> _EXERCISE REQUIREMENTS_
A: From the exciton text, return the passage that begins at the words "Because an exciton" and stops after "in potential profiles.", copied word for word.
B: The exciton text lists the optoelectronic devices that operate with excitons. Name each one.
C: Extend the exciton text by writing what comes after its final sentence.

> _TEXT_
** Start **

Efficient signal communication uses photons. Signal processing, however, uses an optically inactive medium, electrons. Therefore, an interconnection between electronic signal processing and optical communication is required at the integrated circuit level. We demonstrated control of exciton fluxes in an excitonic integrated circuit. The circuit consists of three exciton optoelectronic transistors and performs operations with exciton fluxes, such as directional switching and merging. Photons transform into excitons at the circuit input, and the excitons transform into photons at the circuit output. The exciton flux from the input to the output is controlled by a pattern of the electrode voltages. The direct coupling of photons, used in communication, to excitons, used as the device-operation medium, may lead to the development of efficient exciton-based optoelectronic devices.

The advancement of signal processing and communication has led to the development of optoelectronic and all-optical circuits, which expand signal processing into an optically active medium (1, 2). Semiconductor-based optoelectronic components are of particular interest because they can be integrated into circuits in a way similar to that of electronic integrated circuits. The advances in this direction include in particular the development of an optoelectronic transistor (3) and compact micro-ring (4) and Mach-Zehnder (5) modulators. The latter devices have achieved switching speeds exceeding several gigahertz with active-region dimensions in the range of 10 to 100 μm (4, 5). The development of optoelectronic devices with still smaller dimensions is attractive because this would permit a high packing density, one of the key advantages of electronic integrated circuits.

Excitons, bound pairs of electrons and holes, have been used in the development of semiconductor-based optoelectronic devices, which utilize an optically active medium. The optoelectronic devices operating with excitons include modulators (6), storage devices (7, 8), field-gradient devices (9, 10), and transistors (11). Yet, integration of these optoelectronic devices into circuits, a crucial requirement for signal processing, has remained an open challenge. We demonstrated an excitonic integrated circuit (EXIC), which can be used to perform operations on photonic signals such as switching and merging.

Because an exciton can be described as a hydrogen-like bosonic particle (12), the control of exciton fluxes opens a pathway to the study of excitons in controllable potential profiles—a bosonic counterpart of electronic mesoscopics, the field concerning electron transport in potential profiles.

Exploiting excitonic transport in devices requires the ability to control the exciton energy by an applied gate voltage, and also requires a sufficiently long exciton lifetime so that the excitons can travel over large distances exceeding the device dimensions. A regular exciton is a neutral particle without a built-in dipole moment. It is therefore only weakly sensitive to an applied electric field. Furthermore, its lifetime in a direct-gap semiconductor is typically less than a nanosecond, allowing it to travel only a small distance before it recombines. It is of particular interest to study the mesoscopics of cold excitons analogously to the mesoscopics of electrons, in which interesting physics emerges at low temperatures. However, the same rapid electron-hole recombination, which does not allow regular excitons to travel over large distances, also does not allow them to reach low temperatures within their short lifetime.

** End **

> _INFORMATION SUPPLIED_
** Start **

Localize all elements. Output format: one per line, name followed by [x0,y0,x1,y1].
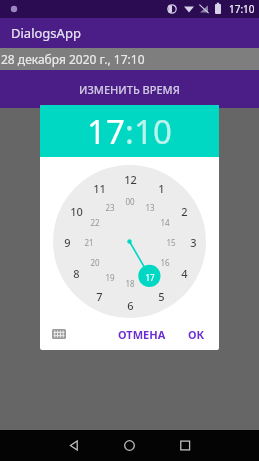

** End **

> _EXERCISE ANSWERS_
A:
Because an exciton can be described as a hydrogen-like bosonic particle (12), the control of exciton fluxes opens a pathway to the study of excitons in controllable potential profiles—a bosonic counterpart of electronic mesoscopics, the field concerning electron transport in potential profiles.

B:
- modulators
- storage devices
- field-gradient devices
- transistors

C:
An indirect exciton is composed of an electron and a hole, which are confined in spatially separated layers and can be formed in coupled quantum wells (CQWs) (Fig. 1A). The indirect excitons in CQWs are dipoles, with the dipole moment close to the distance between the QW centers (d). Therefore, an electric field Fz perpendicular to the QW plane results in the exciton energy shift δE = eFzd (Fig. 1B). The laterally modulated electrode voltage V(x,y) creates a laterally modulated electric field Fz(x,y) and, in turn, a lateral relief of the exciton energy δE(x,y) = eFz(x,y)dV(x,y)d. Shaping of V(x,y) by an appropriate patterning of electrodes allows the creation of virtually any required in-plane potential profiles for excitons. Particular cases include potential gradients (9, 10), one-dimensional (1316) and two-dimensional (17) lateral lattices, and traps (1719). Furthermore, changing the applied electrode voltage V(x,y) allows the in situ control of the in-plane potential on a time scale much shorter than the exciton lifetime (11).

Fig. 1.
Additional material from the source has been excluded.